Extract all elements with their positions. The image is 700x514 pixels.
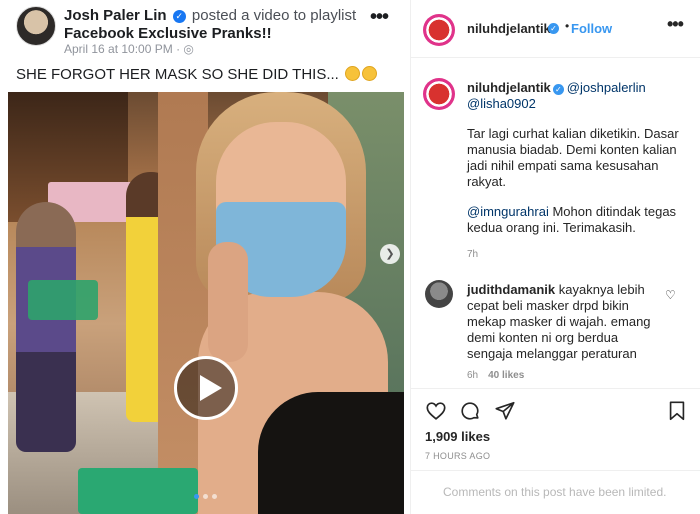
divider [411, 388, 700, 389]
instagram-panel: niluhdjelantik ✓ • Follow ••• niluhdjela… [410, 0, 700, 514]
bookmark-icon[interactable] [666, 400, 688, 422]
post-timestamp[interactable]: April 16 at 10:00 PM · ◎ [64, 42, 194, 56]
comment-meta: 6h 40 likes [467, 370, 524, 381]
caption-time: 7h [467, 249, 479, 260]
comments-limited-notice: Comments on this post have been limited. [443, 485, 667, 499]
caption-paragraph-2: @imngurahrai Mohon ditindak tegas kedua … [467, 204, 692, 236]
divider [411, 470, 700, 471]
author-name[interactable]: Josh Paler Lin [64, 7, 167, 24]
post-header: niluhdjelantik ✓ • Follow ••• [411, 0, 700, 58]
follow-button[interactable]: Follow [571, 21, 612, 36]
timestamp-text[interactable]: April 16 at 10:00 PM [64, 42, 173, 56]
comment: judithdamanik kayaknya lebih cepat beli … [467, 282, 667, 362]
caption-paragraph: Tar lagi curhat kalian diketikin. Dasar … [467, 126, 679, 189]
heart-icon[interactable] [425, 400, 447, 422]
comment-likes[interactable]: 40 likes [488, 370, 524, 381]
globe-icon: ◎ [183, 42, 194, 56]
verified-badge-icon: ✓ [172, 10, 186, 23]
post-header: Josh Paler Lin ✓ posted a video to playl… [64, 7, 384, 43]
carousel-dot[interactable] [203, 494, 208, 499]
post-caption: SHE FORGOT HER MASK SO SHE DID THIS... [16, 66, 378, 83]
caption-header: niluhdjelantik ✓ @joshpalerlin @lisha0902 [467, 80, 697, 112]
post-age: 7 HOURS AGO [425, 451, 491, 461]
video-player[interactable]: ❯ [8, 92, 404, 514]
comment-avatar[interactable] [425, 280, 453, 308]
post-action-text: posted a video to playlist [191, 7, 357, 24]
more-options-button[interactable]: ••• [667, 14, 684, 35]
comment-bubble-icon[interactable] [459, 400, 481, 422]
more-options-button[interactable]: ••• [370, 6, 389, 29]
carousel-dot[interactable] [212, 494, 217, 499]
likes-count[interactable]: 1,909 likes [425, 429, 490, 444]
comment-like-heart-icon[interactable]: ♡ [665, 288, 676, 302]
facebook-post: Josh Paler Lin ✓ posted a video to playl… [0, 0, 410, 514]
carousel-dot[interactable] [194, 494, 199, 499]
caption-username[interactable]: niluhdjelantik [467, 80, 551, 95]
video-scene-hand [208, 242, 248, 362]
video-scene-basket [28, 280, 98, 320]
play-button-icon[interactable] [174, 356, 238, 420]
separator-dot: • [565, 19, 570, 33]
laughing-emoji-icon [362, 66, 378, 81]
caption-avatar[interactable] [423, 78, 455, 110]
comment-time: 6h [467, 370, 479, 381]
video-scene-top [258, 392, 404, 514]
playlist-link[interactable]: Facebook Exclusive Pranks!! [64, 25, 272, 42]
carousel-next-icon[interactable]: ❯ [380, 244, 400, 264]
verified-badge-icon: ✓ [552, 84, 564, 95]
video-scene-basket [78, 468, 198, 514]
carousel-dots [194, 494, 217, 499]
comment-username[interactable]: judithdamanik [467, 282, 555, 297]
share-paper-plane-icon[interactable] [494, 400, 516, 422]
verified-badge-icon: ✓ [548, 23, 559, 34]
profile-avatar[interactable] [423, 14, 455, 46]
laughing-emoji-icon [345, 66, 361, 81]
header-username[interactable]: niluhdjelantik [467, 21, 551, 36]
caption-mention-link[interactable]: @imngurahrai [467, 204, 549, 219]
video-scene-person [16, 202, 76, 452]
author-avatar[interactable] [16, 6, 56, 46]
caption-text: SHE FORGOT HER MASK SO SHE DID THIS... [16, 66, 339, 83]
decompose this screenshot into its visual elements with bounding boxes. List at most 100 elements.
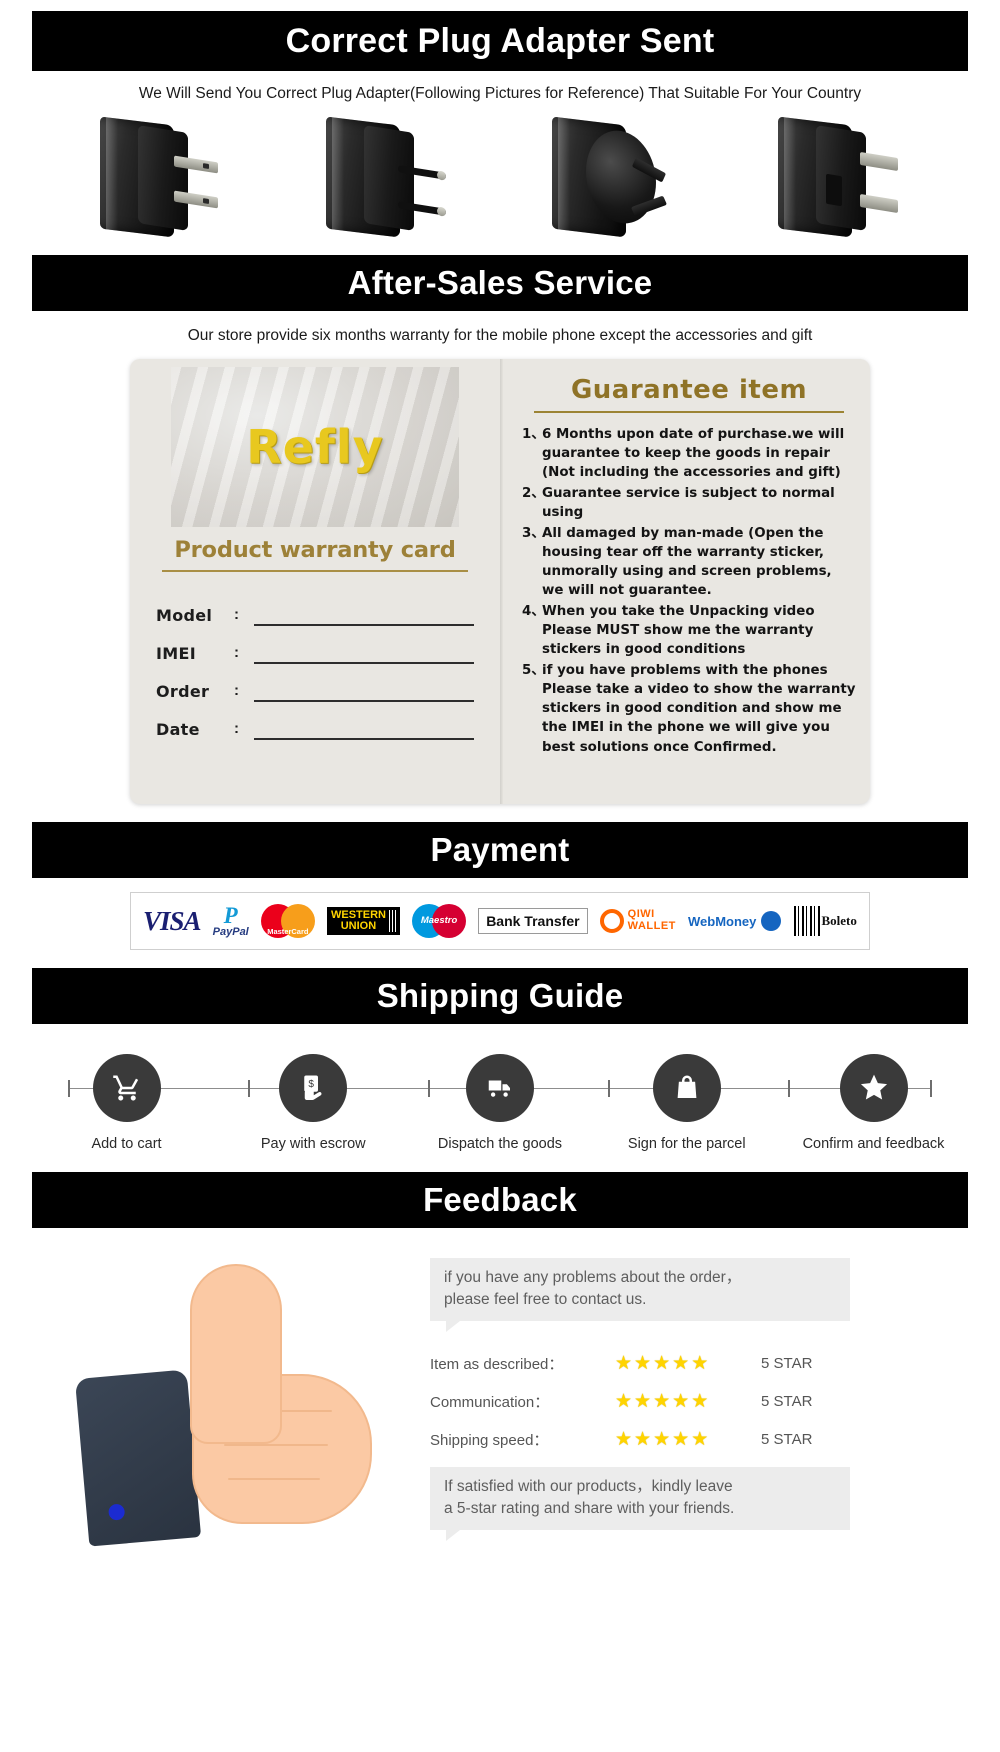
barcode-icon xyxy=(793,906,820,936)
field-label: IMEI xyxy=(156,644,196,663)
guarantee-item-title: Guarantee item xyxy=(570,375,808,405)
star-icon: ★ xyxy=(653,1428,671,1450)
rating-row-communication: Communication： ★ ★ ★ ★ ★ 5 STAR xyxy=(430,1391,850,1412)
us-plug-adapter xyxy=(94,116,229,247)
warranty-card-title-rule xyxy=(162,570,468,572)
qiwi-circle-icon xyxy=(599,909,624,933)
plug-adapter-gallery xyxy=(0,116,1000,247)
field-underline xyxy=(254,662,474,664)
star-rating: ★ ★ ★ ★ ★ xyxy=(615,1354,743,1373)
plug-pin xyxy=(825,173,842,207)
brand-photo: Refly xyxy=(171,367,459,527)
uk-plug-adapter xyxy=(772,116,907,247)
star-rating: ★ ★ ★ ★ ★ xyxy=(615,1392,743,1411)
shipping-step-confirm-and-feedback: Confirm and feedback xyxy=(791,1042,956,1152)
svg-text:$: $ xyxy=(309,1079,315,1090)
field-label: Order xyxy=(156,682,210,701)
warranty-card-right: Guarantee item 1、 6 Months upon date of … xyxy=(500,359,870,804)
field-colon: : xyxy=(234,682,239,699)
rating-label: Shipping speed： xyxy=(430,1431,549,1449)
star-icon: ★ xyxy=(691,1390,709,1412)
brand-name: Refly xyxy=(246,420,384,474)
rating-value: 5 STAR xyxy=(761,1354,813,1372)
list-item: 1、 6 Months upon date of purchase.we wil… xyxy=(522,425,856,482)
feedback-content: if you have any problems about the order… xyxy=(0,1244,1000,1547)
western-union-logo: WESTERN UNION xyxy=(326,907,400,935)
list-item-text: When you take the Unpacking video Please… xyxy=(542,604,815,658)
star-icon: ★ xyxy=(615,1390,633,1412)
payment-methods-bar: VISA P PayPal MasterCard WESTERN UNION M… xyxy=(130,892,870,950)
maestro-logo: Maestro xyxy=(412,904,467,938)
list-item-text: 6 Months upon date of purchase.we will g… xyxy=(542,427,845,481)
star-icon: ★ xyxy=(634,1390,652,1412)
list-item: 5、 if you have problems with the phones … xyxy=(522,661,856,756)
field-underline xyxy=(254,738,474,740)
list-item-number: 3、 xyxy=(522,526,545,542)
shipping-steps: Add to cart $ Pay with escrow Dispatch t… xyxy=(32,1042,968,1162)
guarantee-item-list: 1、 6 Months upon date of purchase.we wil… xyxy=(522,425,856,757)
rating-row-shipping-speed: Shipping speed： ★ ★ ★ ★ ★ 5 STAR xyxy=(430,1429,850,1450)
finger-crease xyxy=(228,1478,320,1480)
field-underline xyxy=(254,624,474,626)
webmoney-circle-icon xyxy=(761,911,782,931)
list-item: 4、 When you take the Unpacking video Ple… xyxy=(522,602,856,659)
delivery-truck-icon xyxy=(466,1054,534,1122)
plug-face xyxy=(363,125,414,231)
field-label: Date xyxy=(156,720,200,739)
shipping-step-label: Confirm and feedback xyxy=(802,1136,945,1152)
field-colon: : xyxy=(234,606,239,623)
field-colon: : xyxy=(234,644,239,661)
star-icon: ★ xyxy=(615,1352,633,1374)
western-union-bars-icon xyxy=(388,910,396,932)
phone-camera-dot xyxy=(107,1503,126,1521)
shipping-step-dispatch-the-goods: Dispatch the goods xyxy=(418,1042,583,1152)
rating-value: 5 STAR xyxy=(761,1430,813,1448)
after-sales-section-title: After-Sales Service xyxy=(32,255,968,311)
visa-logo: VISA xyxy=(143,905,202,936)
rating-row-item-as-described: Item as described： ★ ★ ★ ★ ★ 5 STAR xyxy=(430,1353,850,1374)
list-item-text: All damaged by man-made (Open the housin… xyxy=(542,526,832,599)
star-icon: ★ xyxy=(615,1428,633,1450)
shipping-step-add-to-cart: Add to cart xyxy=(44,1042,209,1152)
star-rating: ★ ★ ★ ★ ★ xyxy=(615,1430,743,1449)
feedback-section-title: Feedback xyxy=(32,1172,968,1228)
list-item: 2、 Guarantee service is subject to norma… xyxy=(522,484,856,522)
rating-label: Item as described： xyxy=(430,1355,564,1373)
star-icon: ★ xyxy=(691,1428,709,1450)
star-icon: ★ xyxy=(634,1352,652,1374)
shipping-step-pay-with-escrow: $ Pay with escrow xyxy=(231,1042,396,1152)
shipping-step-sign-for-the-parcel: Sign for the parcel xyxy=(604,1042,769,1152)
rating-value: 5 STAR xyxy=(761,1392,813,1410)
mastercard-logo: MasterCard xyxy=(260,904,315,938)
list-item-number: 1、 xyxy=(522,427,545,442)
paypal-logo: P PayPal xyxy=(212,903,249,938)
qiwi-wallet-logo: QIWI WALLET xyxy=(599,909,676,933)
warranty-field-model: Model : xyxy=(156,606,474,626)
star-icon: ★ xyxy=(672,1428,690,1450)
warranty-field-imei: IMEI : xyxy=(156,644,474,664)
feedback-panel: if you have any problems about the order… xyxy=(430,1258,850,1541)
star-icon: ★ xyxy=(653,1352,671,1374)
contact-bubble: if you have any problems about the order… xyxy=(430,1258,850,1332)
star-icon: ★ xyxy=(691,1352,709,1374)
warranty-field-date: Date : xyxy=(156,720,474,740)
payment-section-title: Payment xyxy=(32,822,968,878)
hand-illustration xyxy=(170,1264,372,1524)
warranty-card: Refly Product warranty card Model : IMEI… xyxy=(130,359,870,804)
list-item-text: Guarantee service is subject to normal u… xyxy=(542,486,835,521)
webmoney-logo: WebMoney xyxy=(688,911,782,931)
plug-face xyxy=(137,125,188,231)
shipping-section-title: Shipping Guide xyxy=(32,968,968,1024)
finger-crease xyxy=(224,1444,328,1446)
paypal-icon: P xyxy=(223,903,238,928)
plug-section-title: Correct Plug Adapter Sent xyxy=(32,11,968,71)
field-label: Model xyxy=(156,606,213,625)
shipping-step-label: Pay with escrow xyxy=(260,1136,366,1152)
hand-money-icon: $ xyxy=(279,1054,348,1122)
list-item-number: 2、 xyxy=(522,486,545,502)
list-item-text: if you have problems with the phones Ple… xyxy=(542,663,856,755)
warranty-card-title: Product warranty card xyxy=(174,537,456,563)
list-item-number: 5、 xyxy=(522,663,545,679)
warranty-card-fields: Model : IMEI : Order : Date : xyxy=(156,606,474,740)
shopping-bag-icon xyxy=(652,1054,721,1122)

Written problem:
Can you reproduce, word for word, the part of the data above that opens with the line containing "divider [411, 388, 700, 389]" and closes with the line containing "comment-meta: 6h 40", including both of those lines?

Solution for this problem:
divider [411, 388, 700, 389]
instagram-panel: niluhdjelantik ✓ • Follow ••• niluhdjela… [410, 0, 700, 514]
bookmark-icon[interactable] [666, 400, 688, 422]
post-timestamp[interactable]: April 16 at 10:00 PM · ◎ [64, 42, 194, 56]
comment-meta: 6h 40 likes [467, 370, 524, 381]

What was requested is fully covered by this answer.